Problem details — Below is a block of records; repeat each one exactly.

Dataset records —

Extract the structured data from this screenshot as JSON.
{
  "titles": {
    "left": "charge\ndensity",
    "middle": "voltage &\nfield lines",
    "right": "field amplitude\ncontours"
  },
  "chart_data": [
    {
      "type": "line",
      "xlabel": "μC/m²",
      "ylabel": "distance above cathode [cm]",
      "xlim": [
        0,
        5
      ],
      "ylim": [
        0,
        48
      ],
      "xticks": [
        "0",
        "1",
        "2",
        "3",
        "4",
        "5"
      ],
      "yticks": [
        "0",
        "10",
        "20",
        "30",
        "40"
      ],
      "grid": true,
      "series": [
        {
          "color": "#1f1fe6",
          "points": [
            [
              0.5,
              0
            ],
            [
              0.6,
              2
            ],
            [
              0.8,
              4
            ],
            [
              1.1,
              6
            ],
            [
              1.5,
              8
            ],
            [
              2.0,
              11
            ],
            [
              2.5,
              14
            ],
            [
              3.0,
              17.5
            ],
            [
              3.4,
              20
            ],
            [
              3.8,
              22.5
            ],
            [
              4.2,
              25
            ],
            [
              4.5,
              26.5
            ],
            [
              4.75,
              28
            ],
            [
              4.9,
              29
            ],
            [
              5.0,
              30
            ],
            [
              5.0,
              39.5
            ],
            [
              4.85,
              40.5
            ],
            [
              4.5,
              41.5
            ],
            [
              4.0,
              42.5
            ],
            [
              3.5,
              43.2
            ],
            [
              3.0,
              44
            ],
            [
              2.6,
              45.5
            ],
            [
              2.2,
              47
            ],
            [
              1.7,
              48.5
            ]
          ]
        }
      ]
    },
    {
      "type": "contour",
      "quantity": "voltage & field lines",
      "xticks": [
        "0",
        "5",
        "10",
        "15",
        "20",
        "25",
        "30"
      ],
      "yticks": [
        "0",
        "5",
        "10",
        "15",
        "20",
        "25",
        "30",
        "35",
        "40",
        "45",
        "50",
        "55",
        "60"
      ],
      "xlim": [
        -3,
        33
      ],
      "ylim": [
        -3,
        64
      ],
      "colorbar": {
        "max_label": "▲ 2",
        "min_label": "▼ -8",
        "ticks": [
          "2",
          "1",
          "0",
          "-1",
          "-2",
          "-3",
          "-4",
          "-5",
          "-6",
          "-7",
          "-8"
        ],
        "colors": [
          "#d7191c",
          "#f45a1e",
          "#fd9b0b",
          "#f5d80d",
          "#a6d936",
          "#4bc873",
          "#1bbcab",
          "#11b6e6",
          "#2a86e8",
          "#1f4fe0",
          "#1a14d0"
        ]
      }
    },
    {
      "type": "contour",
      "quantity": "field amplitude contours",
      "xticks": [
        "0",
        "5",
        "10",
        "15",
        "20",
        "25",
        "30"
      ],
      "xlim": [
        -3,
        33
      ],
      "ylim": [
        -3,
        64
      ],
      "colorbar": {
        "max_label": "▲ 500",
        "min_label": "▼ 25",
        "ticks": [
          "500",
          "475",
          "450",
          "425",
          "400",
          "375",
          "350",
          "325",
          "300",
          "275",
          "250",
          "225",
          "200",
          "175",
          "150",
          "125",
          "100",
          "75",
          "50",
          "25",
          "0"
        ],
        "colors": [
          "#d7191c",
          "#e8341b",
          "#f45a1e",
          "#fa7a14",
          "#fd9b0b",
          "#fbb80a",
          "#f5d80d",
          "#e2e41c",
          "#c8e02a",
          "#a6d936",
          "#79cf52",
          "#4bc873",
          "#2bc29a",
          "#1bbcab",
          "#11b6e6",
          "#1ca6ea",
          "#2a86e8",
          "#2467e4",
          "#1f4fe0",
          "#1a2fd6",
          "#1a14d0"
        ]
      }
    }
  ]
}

The output —
Extract the structured data from this screenshot as JSON.
{
  "titles": {
    "left": "charge\ndensity",
    "middle": "voltage &\nfield lines",
    "right": "field amplitude\ncontours"
  },
  "chart_data": [
    {
      "type": "line",
      "xlabel": "μC/m²",
      "ylabel": "distance above cathode [cm]",
      "xlim": [
        0,
        5
      ],
      "ylim": [
        0,
        48
      ],
      "xticks": [
        "0",
        "1",
        "2",
        "3",
        "4",
        "5"
      ],
      "yticks": [
        "0",
        "10",
        "20",
        "30",
        "40"
      ],
      "grid": true,
      "series": [
        {
          "color": "#1f1fe6",
          "points": [
            [
              0.5,
              0
            ],
            [
              0.6,
              2
            ],
            [
              0.8,
              4
            ],
            [
              1.1,
              6
            ],
            [
              1.5,
              8
            ],
            [
              2.0,
              11
            ],
            [
              2.5,
              14
            ],
            [
              3.0,
              17.5
            ],
            [
              3.4,
              20
            ],
            [
              3.8,
              22.5
            ],
            [
              4.2,
              25
            ],
            [
              4.5,
              26.5
            ],
            [
              4.75,
              28
            ],
            [
              4.9,
              29
            ],
            [
              5.0,
              30
            ],
            [
              5.0,
              39.5
            ],
            [
              4.85,
              40.5
            ],
            [
              4.5,
              41.5
            ],
            [
              4.0,
              42.5
            ],
            [
              3.5,
              43.2
            ],
            [
              3.0,
              44
            ],
            [
              2.6,
              45.5
            ],
            [
              2.2,
              47
            ],
            [
              1.7,
              48.5
            ]
          ]
        }
      ]
    },
    {
      "type": "contour",
      "quantity": "voltage & field lines",
      "xticks": [
        "0",
        "5",
        "10",
        "15",
        "20",
        "25",
        "30"
      ],
      "yticks": [
        "0",
        "5",
        "10",
        "15",
        "20",
        "25",
        "30",
        "35",
        "40",
        "45",
        "50",
        "55",
        "60"
      ],
      "xlim": [
        -3,
        33
      ],
      "ylim": [
        -3,
        64
      ],
      "colorbar": {
        "max_label": "▲ 2",
        "min_label": "▼ -8",
        "ticks": [
          "2",
          "1",
          "0",
          "-1",
          "-2",
          "-3",
          "-4",
          "-5",
          "-6",
          "-7",
          "-8"
        ],
        "colors": [
          "#d7191c",
          "#f45a1e",
          "#fd9b0b",
          "#f5d80d",
          "#a6d936",
          "#4bc873",
          "#1bbcab",
          "#11b6e6",
          "#2a86e8",
          "#1f4fe0",
          "#1a14d0"
        ]
      }
    },
    {
      "type": "contour",
      "quantity": "field amplitude contours",
      "xticks": [
        "0",
        "5",
        "10",
        "15",
        "20",
        "25",
        "30"
      ],
      "xlim": [
        -3,
        33
      ],
      "ylim": [
        -3,
        64
      ],
      "colorbar": {
        "max_label": "▲ 500",
        "min_label": "▼ 25",
        "ticks": [
          "500",
          "475",
          "450",
          "425",
          "400",
          "375",
          "350",
          "325",
          "300",
          "275",
          "250",
          "225",
          "200",
          "175",
          "150",
          "125",
          "100",
          "75",
          "50",
          "25",
          "0"
        ],
        "colors": [
          "#d7191c",
          "#e8341b",
          "#f45a1e",
          "#fa7a14",
          "#fd9b0b",
          "#fbb80a",
          "#f5d80d",
          "#e2e41c",
          "#c8e02a",
          "#a6d936",
          "#79cf52",
          "#4bc873",
          "#2bc29a",
          "#1bbcab",
          "#11b6e6",
          "#1ca6ea",
          "#2a86e8",
          "#2467e4",
          "#1f4fe0",
          "#1a2fd6",
          "#1a14d0"
        ]
      }
    }
  ]
}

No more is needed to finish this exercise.